The definition of complex logarithm requires much more care than in the real context. This is due to the fact that $$ e^{i\theta} = \cos(\theta) + i \sin(\theta)$$ which, of course, has periodicity $2\pi$. As this is not injective anymore, you cannot define the logarithm as the inverse of this function, because the inverse does not exist!

This is possible only if you choose a determination for its values, and it is comes defined as

$$ \log(r e^{i\theta}) = \log r + i\theta$$

but of course this expressions depends on the determinantion you take for the angle $\theta$. In particular, it comes not defined on some half-line starting from the origin of the complex plane.

Answer 2

I think that one of the reasons is that, for most cases, $\ln |x|$ "works" better. First of all, you don't have to deal with complex numbers. Second, it "automatically" works for finding areas under the curve.

The problem with $\ln(x)$ is that (a) you have to deal with complex numbers, and (b) you have to deal with the discontinuity at $x=0$.

Technically, at a discontinuity, you can have different values for $C$. Anyway, this all requires a lot more explanation and doesn't gain much value when working with real numbers. Note that the only difference for between the complex $\ln(x)$ and the $\ln(x)$ for real inputs is an additive (complex) constant on the negative side. You can think of $\ln |x|$ as being identical to $\ln(x)$ but automatically adding $-i\pi$ to the constant on the negative side of the graph.

See the graph of $\ln |x|$:

See the graph of $\ln(x)$:

Personally, I like the idea of just using $\ln(x)$, but just realize that it introduces a lot of issues and questions students may not be prepared to deal with.

:: RECORDED DATA ::
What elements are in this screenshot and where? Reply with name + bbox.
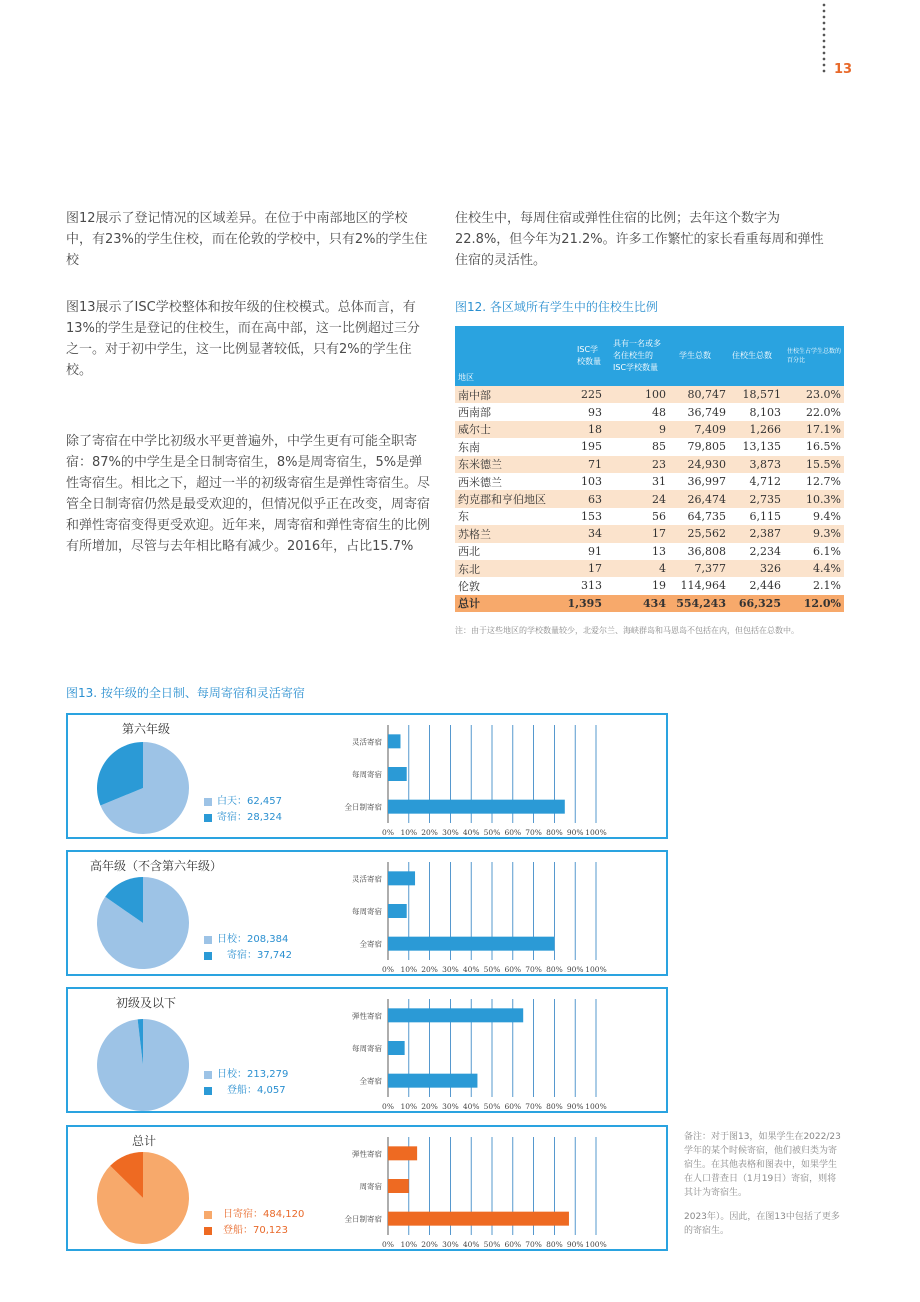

:: WHAT TO WORK ON ::
1 – In the complex logarithm text, what does using ln|x| automatically add to the constant on the negative side of the graph?
2 – Write down the part of the complex logarithm text between "Technically, at a" and "of the graph.", inclusive.
3 – Continue the discussion of the complex logarithm from where it stops.

:: ANSWERS TO THE EXERCISES ::
1 – It adds $-i\pi$ to the constant.

2 –
Technically, at a discontinuity, you can have different values for $C$. Anyway, this all requires a lot more explanation and doesn't gain much value when working with real numbers. Note that the only difference for between the complex $\ln(x)$ and the $\ln(x)$ for real inputs is an additive (complex) constant on the negative side. You can think of $\ln |x|$ as being identical to $\ln(x)$ but automatically adding $-i\pi$ to the constant on the negative side of the graph.

3 –
Answer 3

Technically, the “function” $1/x$ over $\mathbb R$ is ambiguous. Rigorously, I mean that to define a proper distribution over $\mathbb R$, you’ll need to be careful in how you treat the singularity. A usual choice is the Cauchy principle value which has the benefit of preserving symmetry. Once the distribution is properly defined, the antiderivative can be calculated unambiguously. Using the Cauchy principal value convention, you can rigorously recover your formula: $$ \int p.v.\frac{dx}{x}= \ln|x|+C $$ Depending on the circumstances, one convention could be more relevant to another. In general, they all differ by an additive Dirac $\delta$ term: $$ \frac{1}{x}=p.v. \frac{1}{x}+A\delta(x) $$ This comes from the fact that $x\delta(x)=0$ and it turns out that it is the only distribution satisfying this property (up to a multiplicative factor). For a chosen $A$, the antiderivative will be: $$ \int \frac{dx}{x}= \ln|x|+AH(x)+C $$ with $H$ the Heaviside function. In short, the antiderivative will generally pick an additional discontinuity at $0$ depending on how you define the inverse.

Other regularizations are more natural from complex analysis. A usual regularization consists in avoiding the pole by the upper/lower half complex plane. This leads to the convention $A=\pm i\pi$ (in physics, you interpret them as causal/anticausal solutions).

When wanting to define the complex antiderivative, holonomy is a fundamental obstacle. The issue is that the antiderivative defined as an integral becomes path dependent, so your antiderivative is multivalued. This is why the complex logarithm is defined up to an additive $i2\pi \mathbb Z$.

Hope this helps.